» **Problem**:
Please pull out every line that includes the string "xlabel".

________________

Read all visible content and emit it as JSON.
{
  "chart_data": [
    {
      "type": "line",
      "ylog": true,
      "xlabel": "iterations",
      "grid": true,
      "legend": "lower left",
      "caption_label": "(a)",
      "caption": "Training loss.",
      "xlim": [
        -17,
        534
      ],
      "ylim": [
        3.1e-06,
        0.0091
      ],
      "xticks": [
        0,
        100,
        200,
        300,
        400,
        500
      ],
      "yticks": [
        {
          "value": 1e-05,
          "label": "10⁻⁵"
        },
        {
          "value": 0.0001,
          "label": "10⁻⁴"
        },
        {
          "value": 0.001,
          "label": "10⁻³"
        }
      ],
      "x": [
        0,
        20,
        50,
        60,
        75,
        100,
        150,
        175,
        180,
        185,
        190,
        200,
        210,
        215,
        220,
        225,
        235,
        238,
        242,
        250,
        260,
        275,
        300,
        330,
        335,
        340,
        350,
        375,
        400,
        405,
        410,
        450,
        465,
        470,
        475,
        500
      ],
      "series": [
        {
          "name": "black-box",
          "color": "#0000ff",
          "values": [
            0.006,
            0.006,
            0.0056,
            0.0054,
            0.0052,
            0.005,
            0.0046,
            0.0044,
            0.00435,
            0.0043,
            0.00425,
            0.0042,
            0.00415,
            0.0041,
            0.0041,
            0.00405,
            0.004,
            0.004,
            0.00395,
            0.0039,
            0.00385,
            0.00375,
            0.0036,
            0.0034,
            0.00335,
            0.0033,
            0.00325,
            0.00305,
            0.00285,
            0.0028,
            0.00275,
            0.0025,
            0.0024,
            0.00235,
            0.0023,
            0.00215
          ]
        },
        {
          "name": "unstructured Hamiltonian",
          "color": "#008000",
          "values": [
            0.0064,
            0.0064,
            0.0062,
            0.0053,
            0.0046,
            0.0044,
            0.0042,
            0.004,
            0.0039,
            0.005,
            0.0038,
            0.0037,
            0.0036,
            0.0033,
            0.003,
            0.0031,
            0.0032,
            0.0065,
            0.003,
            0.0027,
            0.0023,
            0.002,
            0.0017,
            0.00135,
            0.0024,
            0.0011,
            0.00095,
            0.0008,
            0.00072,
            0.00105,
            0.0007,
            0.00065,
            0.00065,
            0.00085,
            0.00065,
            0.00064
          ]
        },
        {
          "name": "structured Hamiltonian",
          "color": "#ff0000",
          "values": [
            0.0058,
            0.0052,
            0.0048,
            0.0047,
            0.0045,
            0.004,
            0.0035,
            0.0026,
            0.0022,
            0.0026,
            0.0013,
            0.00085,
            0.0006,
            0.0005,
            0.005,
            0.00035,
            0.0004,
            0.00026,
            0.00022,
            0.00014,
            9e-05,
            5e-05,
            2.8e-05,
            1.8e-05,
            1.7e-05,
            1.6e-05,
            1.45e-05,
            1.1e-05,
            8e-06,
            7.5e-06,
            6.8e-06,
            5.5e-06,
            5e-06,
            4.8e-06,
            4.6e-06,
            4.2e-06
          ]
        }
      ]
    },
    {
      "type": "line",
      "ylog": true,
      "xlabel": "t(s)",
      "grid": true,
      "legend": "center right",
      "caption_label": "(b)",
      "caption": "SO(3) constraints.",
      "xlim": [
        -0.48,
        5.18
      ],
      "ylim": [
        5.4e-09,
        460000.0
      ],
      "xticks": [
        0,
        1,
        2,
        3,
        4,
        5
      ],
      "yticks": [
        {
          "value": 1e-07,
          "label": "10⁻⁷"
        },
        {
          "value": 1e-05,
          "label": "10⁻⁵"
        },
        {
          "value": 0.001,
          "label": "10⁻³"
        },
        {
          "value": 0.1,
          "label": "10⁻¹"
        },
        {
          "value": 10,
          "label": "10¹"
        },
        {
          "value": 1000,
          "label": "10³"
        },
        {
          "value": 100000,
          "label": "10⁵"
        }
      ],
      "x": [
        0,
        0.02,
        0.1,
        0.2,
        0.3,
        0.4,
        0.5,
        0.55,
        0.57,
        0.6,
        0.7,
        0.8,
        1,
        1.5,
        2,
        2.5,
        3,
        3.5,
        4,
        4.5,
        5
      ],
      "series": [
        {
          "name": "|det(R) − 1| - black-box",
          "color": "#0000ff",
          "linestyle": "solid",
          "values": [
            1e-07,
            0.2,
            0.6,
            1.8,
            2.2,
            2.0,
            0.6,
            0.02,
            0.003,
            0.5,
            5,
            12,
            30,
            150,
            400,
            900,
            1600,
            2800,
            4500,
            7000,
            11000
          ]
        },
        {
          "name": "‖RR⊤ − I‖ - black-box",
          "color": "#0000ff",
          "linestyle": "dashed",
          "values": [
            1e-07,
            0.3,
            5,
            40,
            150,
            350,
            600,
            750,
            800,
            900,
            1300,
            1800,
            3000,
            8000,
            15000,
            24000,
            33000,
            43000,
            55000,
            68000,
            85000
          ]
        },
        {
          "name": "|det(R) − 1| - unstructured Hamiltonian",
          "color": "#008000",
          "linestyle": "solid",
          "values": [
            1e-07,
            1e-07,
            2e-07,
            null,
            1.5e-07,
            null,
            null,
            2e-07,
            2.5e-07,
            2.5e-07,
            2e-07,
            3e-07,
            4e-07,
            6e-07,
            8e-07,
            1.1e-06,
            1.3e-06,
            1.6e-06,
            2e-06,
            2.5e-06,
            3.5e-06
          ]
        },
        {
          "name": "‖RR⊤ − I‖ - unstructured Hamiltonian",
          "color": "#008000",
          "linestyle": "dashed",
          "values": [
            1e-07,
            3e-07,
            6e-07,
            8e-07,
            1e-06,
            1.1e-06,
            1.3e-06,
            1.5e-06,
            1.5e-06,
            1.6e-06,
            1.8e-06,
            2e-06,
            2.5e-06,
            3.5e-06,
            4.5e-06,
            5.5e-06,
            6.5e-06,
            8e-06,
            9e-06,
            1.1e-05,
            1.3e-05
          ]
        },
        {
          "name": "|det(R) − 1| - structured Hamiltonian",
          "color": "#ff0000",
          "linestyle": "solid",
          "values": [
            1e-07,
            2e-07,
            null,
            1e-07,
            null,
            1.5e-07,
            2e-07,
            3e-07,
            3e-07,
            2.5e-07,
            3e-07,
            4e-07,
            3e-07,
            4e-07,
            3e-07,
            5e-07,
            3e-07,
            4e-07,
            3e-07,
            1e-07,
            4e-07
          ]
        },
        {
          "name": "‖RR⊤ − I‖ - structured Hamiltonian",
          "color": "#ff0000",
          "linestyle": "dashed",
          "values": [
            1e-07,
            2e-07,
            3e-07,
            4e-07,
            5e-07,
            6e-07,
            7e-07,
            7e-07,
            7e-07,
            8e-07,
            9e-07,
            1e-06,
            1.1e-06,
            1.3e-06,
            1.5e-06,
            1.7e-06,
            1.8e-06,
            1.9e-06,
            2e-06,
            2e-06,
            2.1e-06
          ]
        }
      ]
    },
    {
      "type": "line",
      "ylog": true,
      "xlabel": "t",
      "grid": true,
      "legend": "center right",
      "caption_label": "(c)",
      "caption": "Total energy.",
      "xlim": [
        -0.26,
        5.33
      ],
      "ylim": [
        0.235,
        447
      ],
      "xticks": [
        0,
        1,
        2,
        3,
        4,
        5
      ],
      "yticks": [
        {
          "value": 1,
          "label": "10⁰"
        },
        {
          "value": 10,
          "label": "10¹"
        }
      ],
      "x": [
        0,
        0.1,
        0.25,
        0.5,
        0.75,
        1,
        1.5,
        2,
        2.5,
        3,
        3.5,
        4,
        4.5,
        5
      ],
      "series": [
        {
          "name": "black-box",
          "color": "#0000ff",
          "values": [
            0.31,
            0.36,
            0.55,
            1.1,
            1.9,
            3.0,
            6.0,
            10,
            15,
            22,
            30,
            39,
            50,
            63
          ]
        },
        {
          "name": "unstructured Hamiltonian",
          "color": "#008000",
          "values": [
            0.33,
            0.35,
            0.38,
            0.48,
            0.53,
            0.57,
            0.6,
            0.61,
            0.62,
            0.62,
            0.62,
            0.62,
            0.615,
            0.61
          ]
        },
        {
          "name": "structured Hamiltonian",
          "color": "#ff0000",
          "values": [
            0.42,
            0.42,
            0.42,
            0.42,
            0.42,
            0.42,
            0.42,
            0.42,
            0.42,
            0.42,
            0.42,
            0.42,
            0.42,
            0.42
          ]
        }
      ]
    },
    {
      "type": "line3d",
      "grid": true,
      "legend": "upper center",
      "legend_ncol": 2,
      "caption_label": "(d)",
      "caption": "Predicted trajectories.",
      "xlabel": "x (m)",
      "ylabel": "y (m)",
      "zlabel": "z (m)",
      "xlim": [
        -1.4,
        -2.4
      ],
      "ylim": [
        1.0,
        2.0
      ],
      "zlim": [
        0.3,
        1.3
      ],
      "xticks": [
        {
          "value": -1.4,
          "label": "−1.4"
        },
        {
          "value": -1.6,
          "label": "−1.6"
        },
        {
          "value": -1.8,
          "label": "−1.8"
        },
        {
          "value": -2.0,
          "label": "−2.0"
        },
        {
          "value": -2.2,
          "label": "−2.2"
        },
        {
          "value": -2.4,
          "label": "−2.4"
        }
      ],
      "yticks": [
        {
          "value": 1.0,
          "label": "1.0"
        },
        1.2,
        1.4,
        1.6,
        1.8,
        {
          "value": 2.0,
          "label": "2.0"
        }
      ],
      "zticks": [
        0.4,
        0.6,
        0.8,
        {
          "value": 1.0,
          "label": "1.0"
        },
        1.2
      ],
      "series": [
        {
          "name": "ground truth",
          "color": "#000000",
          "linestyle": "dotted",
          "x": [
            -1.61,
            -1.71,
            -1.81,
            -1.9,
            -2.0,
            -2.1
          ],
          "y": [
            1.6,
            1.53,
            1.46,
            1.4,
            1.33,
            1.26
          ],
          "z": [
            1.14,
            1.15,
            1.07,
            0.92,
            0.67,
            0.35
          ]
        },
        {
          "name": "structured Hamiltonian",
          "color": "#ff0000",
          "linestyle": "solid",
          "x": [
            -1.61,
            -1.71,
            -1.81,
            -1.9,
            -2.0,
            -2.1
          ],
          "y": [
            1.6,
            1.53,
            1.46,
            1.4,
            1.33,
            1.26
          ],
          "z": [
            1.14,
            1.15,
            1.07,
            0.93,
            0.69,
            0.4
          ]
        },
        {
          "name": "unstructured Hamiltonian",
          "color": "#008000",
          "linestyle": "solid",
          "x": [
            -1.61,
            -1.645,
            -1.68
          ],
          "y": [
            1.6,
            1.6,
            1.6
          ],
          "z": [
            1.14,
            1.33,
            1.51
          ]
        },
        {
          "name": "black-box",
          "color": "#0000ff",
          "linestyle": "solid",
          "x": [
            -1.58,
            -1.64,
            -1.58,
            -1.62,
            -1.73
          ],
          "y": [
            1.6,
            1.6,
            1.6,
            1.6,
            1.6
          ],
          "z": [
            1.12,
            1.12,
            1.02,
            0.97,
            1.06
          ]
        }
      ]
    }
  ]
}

________________

» **Completed task**:
      "xlabel": "iterations",
      "xlabel": "t(s)",
      "xlabel": "t",
      "xlabel": "x (m)",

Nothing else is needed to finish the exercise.